*REQUIRED WORK:* Print the items verbatim, starting at the line that contains "data-point — [442, 355, 449, 362]" and ending at the line that contains "data-point — [282, 342, 289, 349]", with both of those lines included.

*DATA TO PROCESS:*
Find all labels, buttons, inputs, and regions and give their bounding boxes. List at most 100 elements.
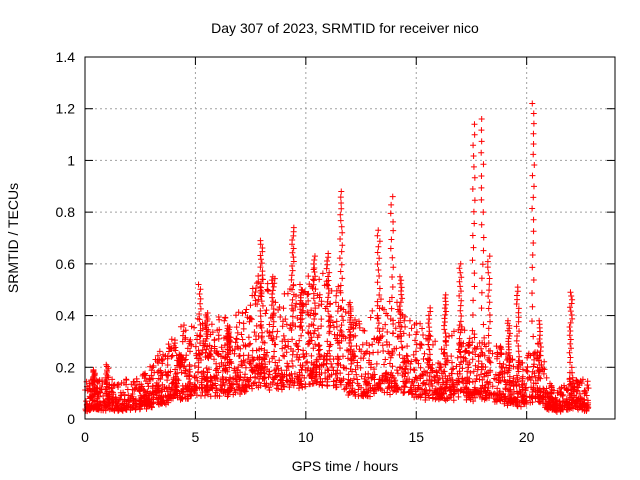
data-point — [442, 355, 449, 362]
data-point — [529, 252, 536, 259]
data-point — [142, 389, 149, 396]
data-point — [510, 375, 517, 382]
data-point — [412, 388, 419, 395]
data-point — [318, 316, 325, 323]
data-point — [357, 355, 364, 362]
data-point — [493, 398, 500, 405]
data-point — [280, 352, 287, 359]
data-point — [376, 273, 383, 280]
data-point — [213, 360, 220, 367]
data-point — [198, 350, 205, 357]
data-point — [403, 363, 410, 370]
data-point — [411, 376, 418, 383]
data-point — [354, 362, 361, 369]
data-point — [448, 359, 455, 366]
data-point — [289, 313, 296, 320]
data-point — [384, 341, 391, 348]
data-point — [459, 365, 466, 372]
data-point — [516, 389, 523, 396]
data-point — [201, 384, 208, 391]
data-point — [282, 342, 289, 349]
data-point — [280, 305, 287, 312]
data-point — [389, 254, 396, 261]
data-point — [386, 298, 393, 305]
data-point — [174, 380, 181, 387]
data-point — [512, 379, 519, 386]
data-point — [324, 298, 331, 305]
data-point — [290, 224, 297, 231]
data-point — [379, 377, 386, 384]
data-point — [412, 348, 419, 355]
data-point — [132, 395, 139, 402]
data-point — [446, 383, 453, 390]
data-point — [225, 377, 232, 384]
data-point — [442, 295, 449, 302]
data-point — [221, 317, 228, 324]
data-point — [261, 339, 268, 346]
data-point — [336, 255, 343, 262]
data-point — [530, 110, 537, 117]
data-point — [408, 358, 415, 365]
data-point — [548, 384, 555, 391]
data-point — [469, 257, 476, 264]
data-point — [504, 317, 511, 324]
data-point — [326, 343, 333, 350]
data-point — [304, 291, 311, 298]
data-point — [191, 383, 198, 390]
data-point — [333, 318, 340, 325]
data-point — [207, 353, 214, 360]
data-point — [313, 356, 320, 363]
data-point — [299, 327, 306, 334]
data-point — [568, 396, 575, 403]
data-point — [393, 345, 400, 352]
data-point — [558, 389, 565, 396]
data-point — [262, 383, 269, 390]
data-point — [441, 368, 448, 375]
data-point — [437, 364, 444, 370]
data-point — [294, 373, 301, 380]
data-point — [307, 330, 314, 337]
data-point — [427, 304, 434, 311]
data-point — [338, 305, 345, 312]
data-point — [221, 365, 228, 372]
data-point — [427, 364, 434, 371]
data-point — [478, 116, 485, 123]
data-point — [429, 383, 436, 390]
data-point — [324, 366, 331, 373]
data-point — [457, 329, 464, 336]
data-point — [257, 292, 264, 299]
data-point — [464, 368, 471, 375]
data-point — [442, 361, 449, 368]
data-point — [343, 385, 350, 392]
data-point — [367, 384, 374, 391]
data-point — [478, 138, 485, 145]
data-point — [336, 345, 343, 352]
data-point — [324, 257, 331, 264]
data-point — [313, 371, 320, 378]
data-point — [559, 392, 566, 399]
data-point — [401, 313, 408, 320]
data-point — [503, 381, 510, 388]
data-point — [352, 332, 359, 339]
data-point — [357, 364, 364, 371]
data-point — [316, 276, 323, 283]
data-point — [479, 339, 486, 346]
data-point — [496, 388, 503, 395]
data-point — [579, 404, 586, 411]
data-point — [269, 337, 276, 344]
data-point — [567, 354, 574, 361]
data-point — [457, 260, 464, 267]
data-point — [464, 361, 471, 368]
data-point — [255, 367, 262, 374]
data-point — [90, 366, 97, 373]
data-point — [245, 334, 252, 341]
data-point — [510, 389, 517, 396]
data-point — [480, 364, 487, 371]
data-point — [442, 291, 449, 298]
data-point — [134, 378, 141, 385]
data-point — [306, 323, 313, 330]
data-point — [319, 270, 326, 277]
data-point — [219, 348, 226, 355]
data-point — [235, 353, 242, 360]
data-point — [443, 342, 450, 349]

*THE REPLY:*
data-point — [442, 355, 449, 362]
data-point — [529, 252, 536, 259]
data-point — [142, 389, 149, 396]
data-point — [510, 375, 517, 382]
data-point — [412, 388, 419, 395]
data-point — [318, 316, 325, 323]
data-point — [357, 355, 364, 362]
data-point — [493, 398, 500, 405]
data-point — [280, 352, 287, 359]
data-point — [376, 273, 383, 280]
data-point — [213, 360, 220, 367]
data-point — [198, 350, 205, 357]
data-point — [403, 363, 410, 370]
data-point — [411, 376, 418, 383]
data-point — [354, 362, 361, 369]
data-point — [448, 359, 455, 366]
data-point — [289, 313, 296, 320]
data-point — [384, 341, 391, 348]
data-point — [459, 365, 466, 372]
data-point — [516, 389, 523, 396]
data-point — [201, 384, 208, 391]
data-point — [282, 342, 289, 349]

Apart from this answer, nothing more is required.